- [Task to complete]:
Lay out as a numbered list the entries between the lines holding "battery-icon [416, 7, 451, 21]" and "page-title: 备份已完成 [200, 388, 300, 412]", inclusive, leaving out blank lines.

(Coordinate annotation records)
════════════════

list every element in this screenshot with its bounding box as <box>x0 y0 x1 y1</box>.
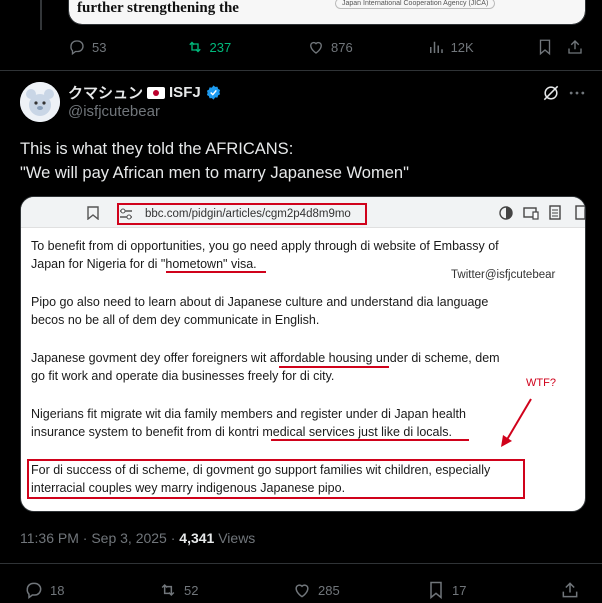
reply-icon <box>70 40 84 56</box>
display-name: クマシュン <box>68 85 144 102</box>
article-paragraph-4: Nigerians fit migrate wit dia family mem… <box>31 407 466 439</box>
avatar[interactable] <box>20 82 60 122</box>
post-actions: 18 52 285 17 <box>24 580 584 600</box>
bookmark-icon <box>430 581 442 600</box>
reply-icon <box>26 582 42 599</box>
browser-bar: bbc.com/pidgin/articles/cgm2p4d8m9mo <box>21 197 585 228</box>
thread-line <box>40 0 42 30</box>
share-button[interactable] <box>560 580 580 600</box>
quoted-card[interactable]: further strengthening the Japan Internat… <box>68 0 586 25</box>
like-button[interactable]: 876 <box>307 38 427 56</box>
japan-flag-icon <box>147 86 166 99</box>
url-text: bbc.com/pidgin/articles/cgm2p4d8m9mo <box>145 208 351 220</box>
highlight-box <box>27 459 525 499</box>
reply-button[interactable]: 18 <box>24 580 158 600</box>
reply-count: 53 <box>92 39 107 55</box>
cast-icon <box>523 207 539 220</box>
views-label: Views <box>214 530 256 546</box>
handle[interactable]: @isfjcutebear <box>68 103 160 120</box>
previous-post-actions: 53 237 876 12K <box>68 38 584 56</box>
views-button[interactable]: 12K <box>427 38 537 56</box>
underline-medical <box>271 439 469 441</box>
underline-housing <box>279 366 389 368</box>
post-meta: 11:36 PM · Sep 3, 2025 · 4,341 Views <box>20 530 255 546</box>
repost-count: 237 <box>209 39 232 55</box>
bookmark-icon <box>87 206 99 220</box>
grok-button[interactable] <box>541 83 561 108</box>
repost-button[interactable]: 52 <box>158 580 292 600</box>
display-name-suffix: ISFJ <box>169 84 201 101</box>
like-count: 285 <box>318 582 340 598</box>
bookmark-button[interactable] <box>536 38 566 56</box>
grok-icon <box>543 85 559 101</box>
contrast-icon <box>499 206 513 220</box>
watermark: Twitter@isfjcutebear <box>451 269 556 281</box>
post-text: This is what they told the AFRICANS: "We … <box>20 137 409 185</box>
divider <box>0 70 602 71</box>
article-paragraph-1: To benefit from di opportunities, you go… <box>31 239 499 271</box>
more-icon <box>569 91 585 95</box>
extension-icon <box>575 205 585 220</box>
like-icon <box>295 584 309 598</box>
more-button[interactable] <box>567 83 587 108</box>
post-text-line1: This is what they told the AFRICANS: <box>20 140 294 158</box>
bookmark-button[interactable]: 17 <box>426 580 560 600</box>
quoted-card-image: further strengthening the Japan Internat… <box>69 0 585 24</box>
repost-count: 52 <box>184 582 199 598</box>
views-count: 12K <box>450 39 474 55</box>
red-arrow-icon <box>501 398 532 447</box>
share-button[interactable] <box>566 38 584 56</box>
wtf-annotation: WTF? <box>526 377 556 389</box>
repost-button[interactable]: 237 <box>186 38 308 56</box>
divider <box>0 563 602 564</box>
post-text-line2: "We will pay African men to marry Japane… <box>20 164 409 182</box>
quoted-card-org: Japan International Cooperation Agency (… <box>335 0 496 9</box>
article-paragraph-2: Pipo go also need to learn about di Japa… <box>31 295 489 327</box>
post-image[interactable]: bbc.com/pidgin/articles/cgm2p4d8m9mo To … <box>20 196 586 512</box>
bear-avatar-icon <box>20 82 60 122</box>
bookmark-icon <box>539 39 551 56</box>
like-button[interactable]: 285 <box>292 580 426 600</box>
like-icon <box>310 41 322 54</box>
verified-icon <box>206 85 220 100</box>
repost-icon <box>188 41 201 53</box>
repost-icon <box>161 583 175 597</box>
share-icon <box>562 582 578 598</box>
timestamp[interactable]: 11:36 PM · Sep 3, 2025 · <box>20 530 179 546</box>
share-icon <box>568 40 582 54</box>
views-icon <box>429 41 443 53</box>
reader-icon <box>549 205 561 220</box>
bookmark-count: 17 <box>452 582 467 598</box>
reply-count: 18 <box>50 582 65 598</box>
views-total: 4,341 <box>179 530 215 546</box>
underline-hometown <box>166 271 266 273</box>
article-paragraph-3: Japanese govment dey offer foreigners wi… <box>31 351 500 383</box>
like-count: 876 <box>331 39 353 55</box>
reply-button[interactable]: 53 <box>68 38 186 56</box>
quoted-card-text: further strengthening the <box>77 0 239 16</box>
author-name-row[interactable]: クマシュン ISFJ <box>68 82 222 103</box>
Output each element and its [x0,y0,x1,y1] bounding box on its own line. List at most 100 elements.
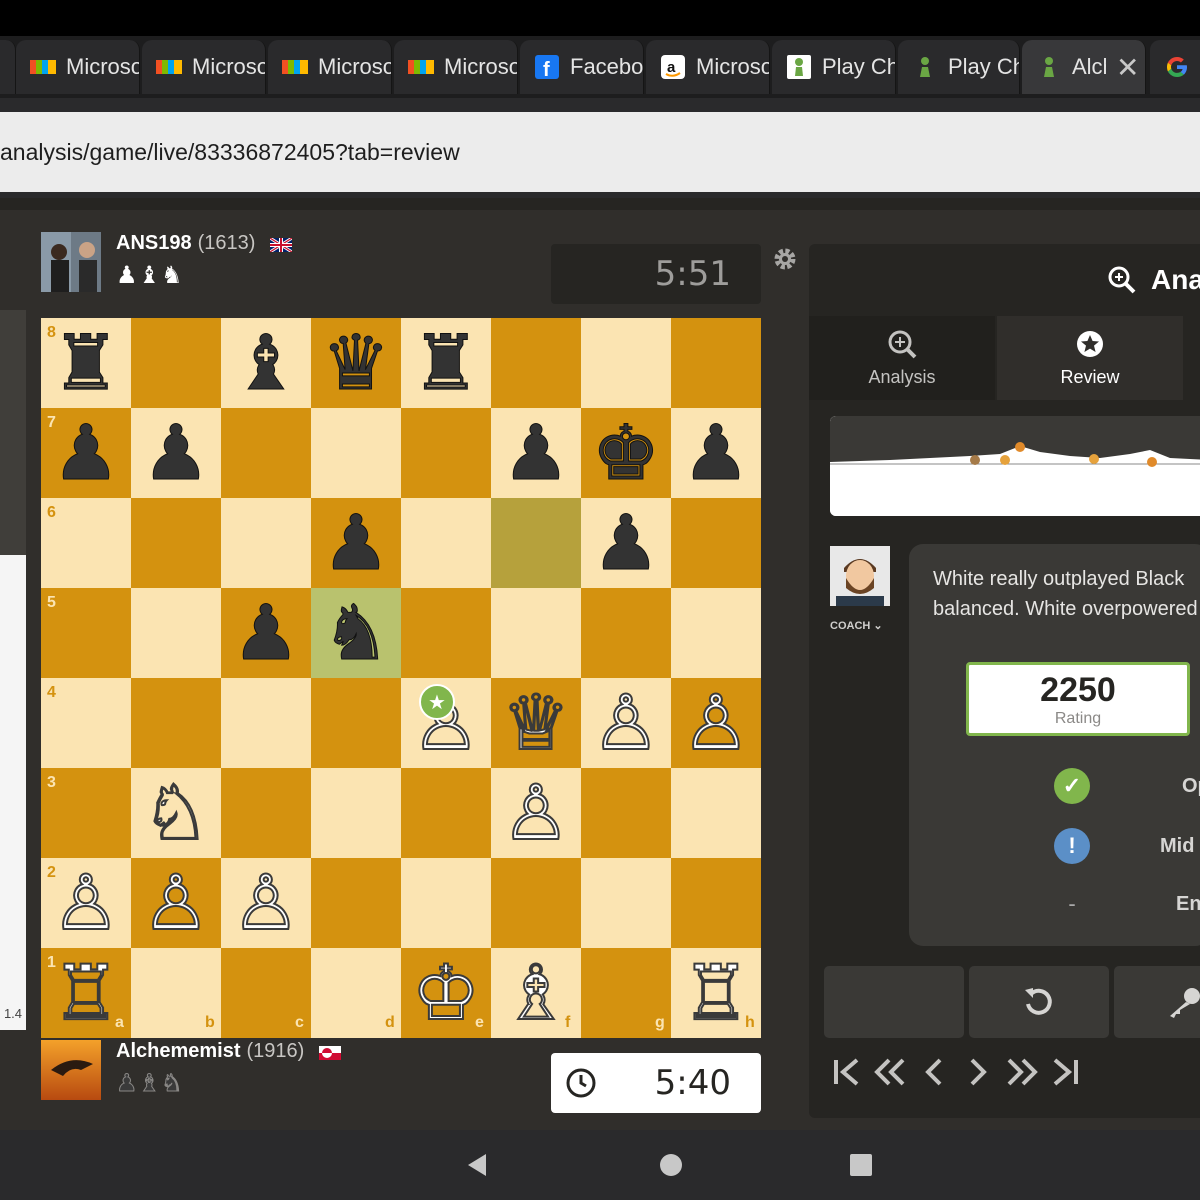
white-piece-b2[interactable]: ♙ [131,858,221,948]
browser-tab[interactable] [1150,40,1200,94]
first-move-icon[interactable] [829,1052,863,1092]
clock-time: 5:40 [654,1063,731,1103]
square-h5[interactable] [671,588,761,678]
retry-button[interactable] [969,966,1109,1038]
avatar[interactable] [41,1040,101,1100]
black-piece-b7[interactable]: ♟ [131,408,221,498]
coach-avatar[interactable] [830,546,890,606]
chess-board[interactable]: 8 7 6 5 4 3 2 1 a b c d e f g h ♜ ♝ ♛ ♜ ♟ ♟ ♟ ♚ ♟ ♟ ♟ ♟ ♞ ♙ ♕ ♙ ♙ ♘ ♙ ♙ ♙ ♙ ♖ ♔… [41,318,761,1038]
square-h2[interactable] [671,858,761,948]
player-name[interactable]: Alchememist [116,1040,241,1062]
black-piece-f7[interactable]: ♟ [491,408,581,498]
square-c6[interactable] [221,498,311,588]
browser-tab[interactable]: a Microsoft [646,40,770,94]
white-piece-h1[interactable]: ♖ [671,948,761,1038]
square-c3[interactable] [221,768,311,858]
white-piece-f4[interactable]: ♕ [491,678,581,768]
eval-graph[interactable] [830,416,1200,516]
black-piece-g7[interactable]: ♚ [581,408,671,498]
square-b5[interactable] [131,588,221,678]
browser-tab[interactable]: Microsoft [16,40,140,94]
square-g5[interactable] [581,588,671,678]
square-h3[interactable] [671,768,761,858]
square-f8[interactable] [491,318,581,408]
graph-point[interactable] [1015,442,1025,452]
square-c4[interactable] [221,678,311,768]
browser-tab[interactable]: Microsoft [268,40,392,94]
square-e3[interactable] [401,768,491,858]
graph-point[interactable] [1147,457,1157,467]
avatar[interactable] [41,232,101,292]
fast-forward-icon[interactable] [1005,1052,1039,1092]
white-piece-f1[interactable]: ♗ [491,948,581,1038]
black-piece-a7[interactable]: ♟ [41,408,131,498]
recents-icon[interactable] [849,1153,873,1177]
square-e5[interactable] [401,588,491,678]
square-h8[interactable] [671,318,761,408]
white-piece-a2[interactable]: ♙ [41,858,131,948]
prev-move-icon[interactable] [917,1052,951,1092]
key-moments-button[interactable] [1114,966,1200,1038]
back-icon[interactable] [464,1152,490,1178]
black-piece-e8[interactable]: ♜ [401,318,491,408]
tab-analysis[interactable]: Analysis [809,316,995,400]
browser-tab[interactable]: Microsoft [394,40,518,94]
square-g8[interactable] [581,318,671,408]
player-name[interactable]: ANS198 [116,232,192,254]
check-icon: ✓ [1054,768,1090,804]
square-b6[interactable] [131,498,221,588]
square-b8[interactable] [131,318,221,408]
square-g2[interactable] [581,858,671,948]
browser-tab[interactable]: f Facebook [520,40,644,94]
gear-icon[interactable] [772,246,798,272]
square-f6[interactable] [491,498,581,588]
uk-flag-icon [269,237,292,252]
coach-label[interactable]: COACH ⌄ [830,619,890,632]
black-piece-c5[interactable]: ♟ [221,588,311,678]
white-piece-g4[interactable]: ♙ [581,678,671,768]
url-field[interactable]: analysis/game/live/83336872405?tab=revie… [0,112,1200,192]
square-h6[interactable] [671,498,761,588]
tab-review[interactable]: Review [997,316,1183,400]
square-f5[interactable] [491,588,581,678]
white-piece-b3[interactable]: ♘ [131,768,221,858]
browser-tab[interactable]: Play Chess [898,40,1020,94]
coach[interactable]: COACH ⌄ [830,546,890,632]
square-e2[interactable] [401,858,491,948]
white-piece-e1[interactable]: ♔ [401,948,491,1038]
white-piece-f3[interactable]: ♙ [491,768,581,858]
browser-tab[interactable]: Play Chess [772,40,896,94]
black-piece-h7[interactable]: ♟ [671,408,761,498]
browser-tab[interactable]: c [0,40,16,94]
square-d2[interactable] [311,858,401,948]
close-tab-icon[interactable]: ✕ [1116,51,1139,84]
fast-back-icon[interactable] [873,1052,907,1092]
white-piece-h4[interactable]: ♙ [671,678,761,768]
black-piece-g6[interactable]: ♟ [581,498,671,588]
white-piece-a1[interactable]: ♖ [41,948,131,1038]
square-d4[interactable] [311,678,401,768]
square-d7[interactable] [311,408,401,498]
white-piece-c2[interactable]: ♙ [221,858,311,948]
browser-tab-active[interactable]: Alchemist ✕ [1022,40,1146,94]
black-piece-d5[interactable]: ♞ [311,588,401,678]
graph-point[interactable] [970,455,980,465]
black-piece-c8[interactable]: ♝ [221,318,311,408]
square-g3[interactable] [581,768,671,858]
square-f2[interactable] [491,858,581,948]
browser-tab[interactable]: Microsoft [142,40,266,94]
square-e6[interactable] [401,498,491,588]
square-c7[interactable] [221,408,311,498]
black-piece-d8[interactable]: ♛ [311,318,401,408]
square-e7[interactable] [401,408,491,498]
square-b4[interactable] [131,678,221,768]
graph-point[interactable] [1000,455,1010,465]
graph-point[interactable] [1089,454,1099,464]
black-piece-a8[interactable]: ♜ [41,318,131,408]
black-piece-d6[interactable]: ♟ [311,498,401,588]
square-d3[interactable] [311,768,401,858]
next-move-icon[interactable] [961,1052,995,1092]
control-button[interactable] [824,966,964,1038]
last-move-icon[interactable] [1049,1052,1083,1092]
home-icon[interactable] [659,1153,683,1177]
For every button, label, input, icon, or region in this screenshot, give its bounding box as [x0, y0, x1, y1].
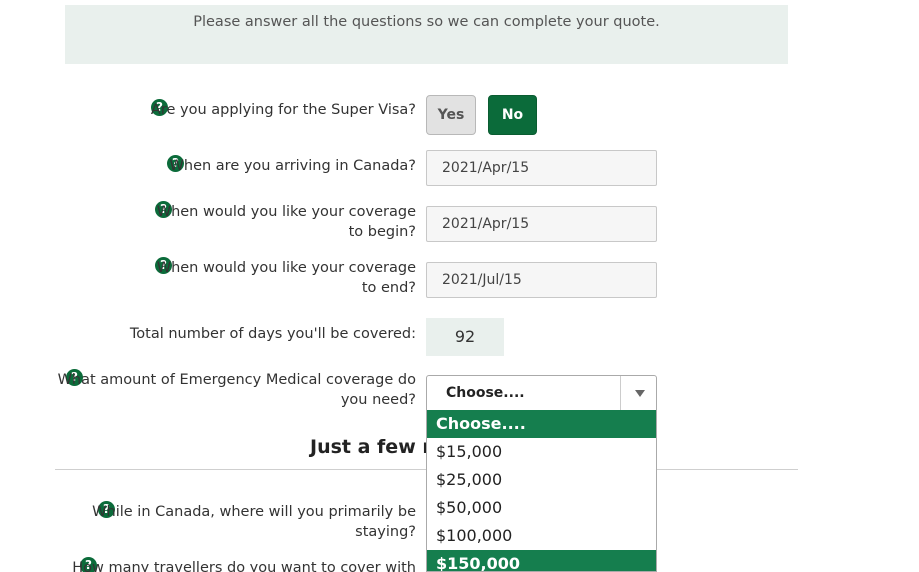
arrival-date-label: When are you arriving in Canada?	[169, 158, 416, 174]
stay-label-line2: staying?	[355, 524, 416, 540]
section-heading: Just a few m	[310, 436, 443, 458]
super-visa-yes-button[interactable]: Yes	[426, 95, 476, 135]
dropdown-option[interactable]: $50,000	[427, 494, 656, 522]
dropdown-option[interactable]: $100,000	[427, 522, 656, 550]
coverage-end-label-line1: When would you like your coverage	[156, 260, 416, 276]
select-divider	[620, 376, 621, 410]
coverage-end-label: When would you like your coverage to end…	[157, 258, 416, 298]
coverage-end-label-line2: to end?	[361, 280, 416, 296]
emergency-medical-label: What amount of Emergency Medical coverag…	[58, 370, 416, 410]
chevron-down-icon[interactable]	[635, 390, 645, 397]
coverage-begin-label-line2: to begin?	[348, 224, 416, 240]
emergency-medical-label-line2: you need?	[340, 392, 416, 408]
coverage-begin-label-line1: When would you like your coverage	[156, 204, 416, 220]
coverage-begin-label: When would you like your coverage to beg…	[157, 202, 416, 242]
super-visa-label: Are you applying for the Super Visa?	[150, 102, 416, 118]
coverage-end-input[interactable]: 2021/Jul/15	[426, 262, 657, 298]
dropdown-option[interactable]: $15,000	[427, 438, 656, 466]
quote-notice-banner: Please answer all the questions so we ca…	[65, 5, 788, 64]
emergency-medical-dropdown: Choose.... $15,000 $25,000 $50,000 $100,000 $…	[426, 410, 657, 572]
super-visa-no-button[interactable]: No	[488, 95, 537, 135]
dropdown-option[interactable]: Choose....	[427, 410, 656, 438]
dropdown-option[interactable]: $25,000	[427, 466, 656, 494]
arrival-date-input[interactable]: 2021/Apr/15	[426, 150, 657, 186]
dropdown-option[interactable]: $150,000	[427, 550, 656, 571]
emergency-medical-select[interactable]: Choose....	[426, 375, 657, 411]
emergency-medical-label-line1: What amount of Emergency Medical coverag…	[57, 372, 416, 388]
total-days-value: 92	[426, 318, 504, 356]
stay-label-line1: While in Canada, where will you primaril…	[92, 504, 416, 520]
notice-text: Please answer all the questions so we ca…	[193, 14, 660, 30]
travellers-label: How many travellers do you want to cover…	[72, 560, 416, 572]
coverage-begin-input[interactable]: 2021/Apr/15	[426, 206, 657, 242]
stay-label: While in Canada, where will you primaril…	[92, 502, 416, 542]
select-value: Choose....	[446, 385, 525, 401]
total-days-label: Total number of days you'll be covered:	[129, 326, 416, 342]
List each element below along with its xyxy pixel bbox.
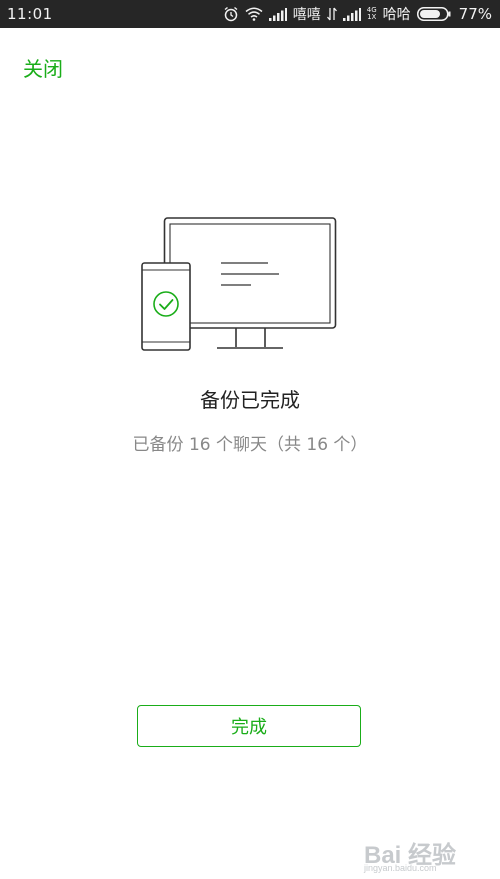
battery-icon [416, 7, 451, 21]
status-icons: 嘻嘻 4G 1X 哈哈 77% [223, 4, 492, 24]
network-type-bottom: 1X [367, 13, 377, 21]
carrier-1: 嘻嘻 [292, 7, 321, 23]
data-transfer-icon [326, 7, 337, 21]
backup-summary: 已备份 16 个聊天（共 16 个） [132, 435, 368, 455]
wifi-icon [245, 7, 263, 21]
status-bar: 11:01 嘻嘻 4G 1X 哈哈 77% [0, 0, 500, 28]
alarm-icon [223, 6, 239, 22]
done-button[interactable]: 完成 [137, 705, 361, 747]
network-type: 4G 1X [367, 7, 377, 21]
backup-illustration [139, 214, 339, 354]
watermark-url: jingyan.baidu.com [364, 863, 437, 873]
phone-icon [141, 262, 191, 351]
baidu-watermark: Bai 经验 jingyan.baidu.com [364, 835, 494, 875]
battery-percent: 77% [458, 5, 492, 23]
signal-icon-2 [342, 7, 361, 21]
carrier-2: 哈哈 [382, 7, 411, 23]
page-title: 备份已完成 [200, 388, 300, 412]
close-button[interactable]: 关闭 [23, 53, 63, 82]
done-button-label: 完成 [231, 717, 267, 738]
screen: 11:01 嘻嘻 4G 1X 哈哈 77% 关闭 备份已完成 已备份 16 个聊… [0, 0, 500, 879]
status-time: 11:01 [7, 5, 53, 23]
signal-icon-1 [268, 7, 287, 21]
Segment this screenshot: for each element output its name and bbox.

════════════════

- [Task solution]:
1. battery-icon [416, 7, 451, 21]
2. status-icons: 嘻嘻 4G 1X 哈哈 77% [223, 4, 492, 24]
3. network-type-bottom: 1X [367, 13, 377, 21]
4. carrier-1: 嘻嘻 [292, 7, 321, 23]
5. data-transfer-icon [326, 7, 337, 21]
6. backup-summary: 已备份 16 个聊天（共 16 个） [132, 435, 368, 455]
7. wifi-icon [245, 7, 263, 21]
8. status-bar: 11:01 嘻嘻 4G 1X 哈哈 77% [0, 0, 500, 28]
9. alarm-icon [223, 6, 239, 22]
10. done-button[interactable]: 完成 [137, 705, 361, 747]
11. network-type: 4G 1X [367, 7, 377, 21]
12. backup-illustration [139, 214, 339, 354]
13. watermark-url: jingyan.baidu.com [364, 863, 437, 873]
14. phone-icon [141, 262, 191, 351]
15. baidu-watermark: Bai 经验 jingyan.baidu.com [364, 835, 494, 875]
16. battery-percent: 77% [458, 5, 492, 23]
17. signal-icon-2 [342, 7, 361, 21]
18. carrier-2: 哈哈 [382, 7, 411, 23]
19. page-title: 备份已完成 [200, 388, 300, 412]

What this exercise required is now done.